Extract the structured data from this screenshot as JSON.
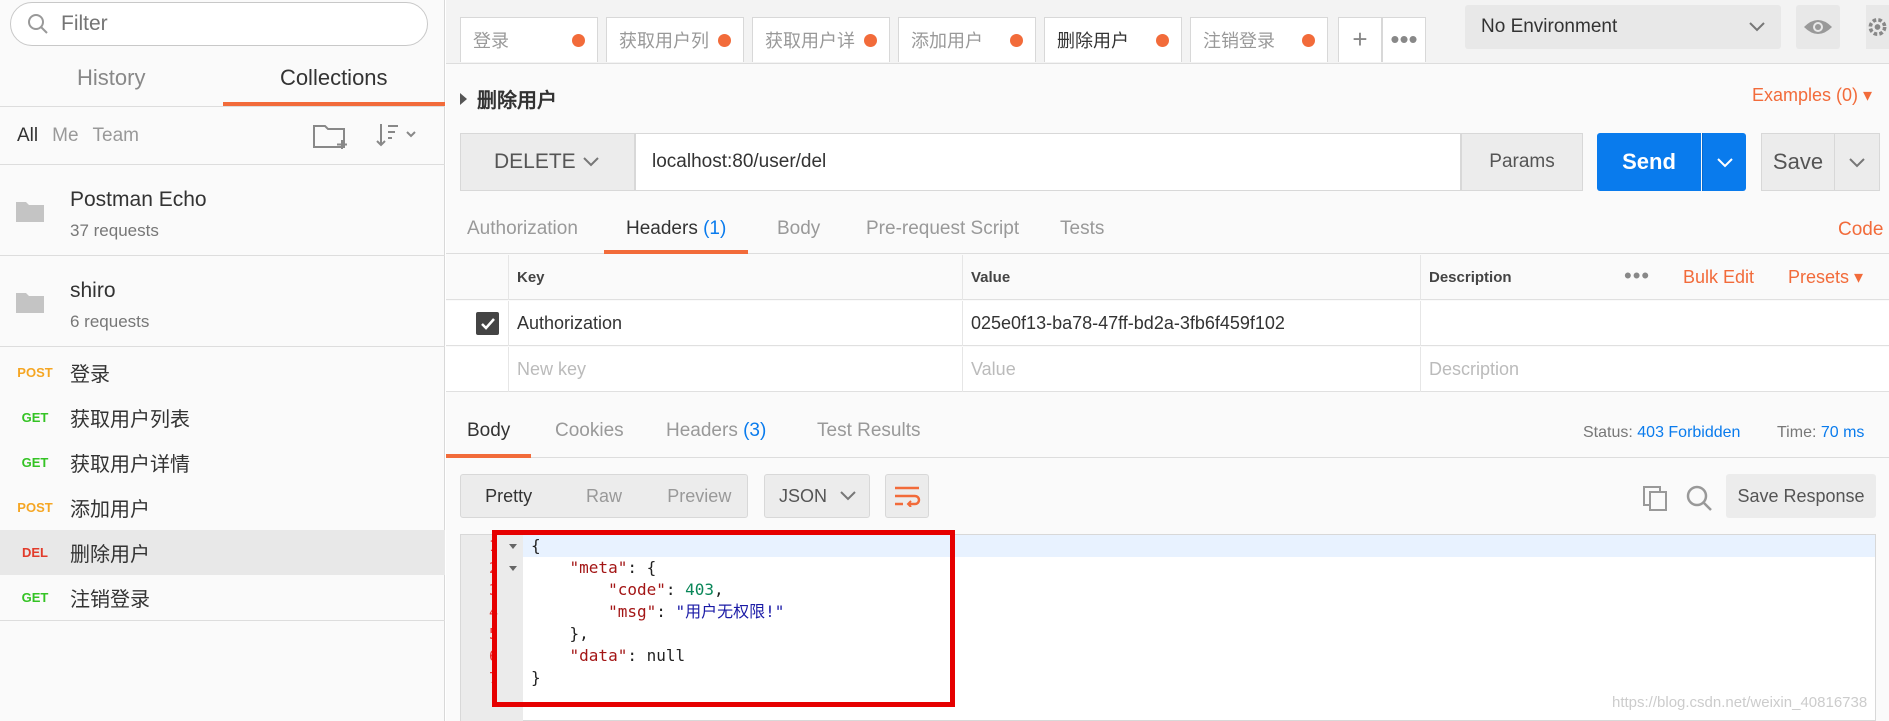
{
  "sidebar": {
    "filter_placeholder": "Filter",
    "tabs": [
      "History",
      "Collections"
    ],
    "scope": [
      "All",
      "Me",
      "Team"
    ],
    "collections": [
      {
        "name": "Postman Echo",
        "count": "37 requests"
      },
      {
        "name": "shiro",
        "count": "6 requests"
      }
    ],
    "requests": [
      {
        "method": "POST",
        "name": "登录"
      },
      {
        "method": "GET",
        "name": "获取用户列表"
      },
      {
        "method": "GET",
        "name": "获取用户详情"
      },
      {
        "method": "POST",
        "name": "添加用户"
      },
      {
        "method": "DEL",
        "name": "删除用户"
      },
      {
        "method": "GET",
        "name": "注销登录"
      }
    ]
  },
  "tabs": [
    "登录",
    "获取用户列",
    "获取用户详",
    "添加用户",
    "删除用户",
    "注销登录"
  ],
  "environment": "No Environment",
  "request": {
    "title": "删除用户",
    "examples": "Examples (0)",
    "method": "DELETE",
    "url": "localhost:80/user/del",
    "params_label": "Params",
    "send_label": "Send",
    "save_label": "Save"
  },
  "sub_tabs": {
    "authorization": "Authorization",
    "headers": "Headers",
    "headers_count": "(1)",
    "body": "Body",
    "prerequest": "Pre-request Script",
    "tests": "Tests",
    "code": "Code"
  },
  "headers_table": {
    "col_key": "Key",
    "col_value": "Value",
    "col_desc": "Description",
    "bulk_edit": "Bulk Edit",
    "presets": "Presets",
    "row": {
      "key": "Authorization",
      "value": "025e0f13-ba78-47ff-bd2a-3fb6f459f102"
    },
    "new_key": "New key",
    "new_value": "Value",
    "new_desc": "Description"
  },
  "response": {
    "tabs": {
      "body": "Body",
      "cookies": "Cookies",
      "headers": "Headers",
      "headers_count": "(3)",
      "tests": "Test Results"
    },
    "status_label": "Status:",
    "status_value": "403 Forbidden",
    "time_label": "Time:",
    "time_value": "70 ms",
    "view_options": [
      "Pretty",
      "Raw",
      "Preview"
    ],
    "format": "JSON",
    "save_response": "Save Response",
    "json_lines": [
      "{",
      "\"meta\": {",
      "\"code\": 403,",
      "\"msg\": \"用户无权限!\"",
      "},",
      "\"data\": null",
      "}"
    ],
    "json": {
      "code": "403",
      "msg": "\"用户无权限!\"",
      "data": "null"
    }
  },
  "watermark": "https://blog.csdn.net/weixin_40816738",
  "colors": {
    "accent": "#f26b3a",
    "primary": "#097bed",
    "highlight": "#e60000"
  }
}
━━━━━━━━━━
* **Set exercise**
Transcribe the whole listing exactly. Pictures stay out of your copy.

* **Written response**
Extract the structured data from this screenshot as JSON.
{
  "sidebar": {
    "filter_placeholder": "Filter",
    "tabs": [
      "History",
      "Collections"
    ],
    "scope": [
      "All",
      "Me",
      "Team"
    ],
    "collections": [
      {
        "name": "Postman Echo",
        "count": "37 requests"
      },
      {
        "name": "shiro",
        "count": "6 requests"
      }
    ],
    "requests": [
      {
        "method": "POST",
        "name": "登录"
      },
      {
        "method": "GET",
        "name": "获取用户列表"
      },
      {
        "method": "GET",
        "name": "获取用户详情"
      },
      {
        "method": "POST",
        "name": "添加用户"
      },
      {
        "method": "DEL",
        "name": "删除用户"
      },
      {
        "method": "GET",
        "name": "注销登录"
      }
    ]
  },
  "tabs": [
    "登录",
    "获取用户列",
    "获取用户详",
    "添加用户",
    "删除用户",
    "注销登录"
  ],
  "environment": "No Environment",
  "request": {
    "title": "删除用户",
    "examples": "Examples (0)",
    "method": "DELETE",
    "url": "localhost:80/user/del",
    "params_label": "Params",
    "send_label": "Send",
    "save_label": "Save"
  },
  "sub_tabs": {
    "authorization": "Authorization",
    "headers": "Headers",
    "headers_count": "(1)",
    "body": "Body",
    "prerequest": "Pre-request Script",
    "tests": "Tests",
    "code": "Code"
  },
  "headers_table": {
    "col_key": "Key",
    "col_value": "Value",
    "col_desc": "Description",
    "bulk_edit": "Bulk Edit",
    "presets": "Presets",
    "row": {
      "key": "Authorization",
      "value": "025e0f13-ba78-47ff-bd2a-3fb6f459f102"
    },
    "new_key": "New key",
    "new_value": "Value",
    "new_desc": "Description"
  },
  "response": {
    "tabs": {
      "body": "Body",
      "cookies": "Cookies",
      "headers": "Headers",
      "headers_count": "(3)",
      "tests": "Test Results"
    },
    "status_label": "Status:",
    "status_value": "403 Forbidden",
    "time_label": "Time:",
    "time_value": "70 ms",
    "view_options": [
      "Pretty",
      "Raw",
      "Preview"
    ],
    "format": "JSON",
    "save_response": "Save Response",
    "json_lines": [
      "{",
      "\"meta\": {",
      "\"code\": 403,",
      "\"msg\": \"用户无权限!\"",
      "},",
      "\"data\": null",
      "}"
    ],
    "json": {
      "code": "403",
      "msg": "\"用户无权限!\"",
      "data": "null"
    }
  },
  "watermark": "https://blog.csdn.net/weixin_40816738",
  "colors": {
    "accent": "#f26b3a",
    "primary": "#097bed",
    "highlight": "#e60000"
  }
}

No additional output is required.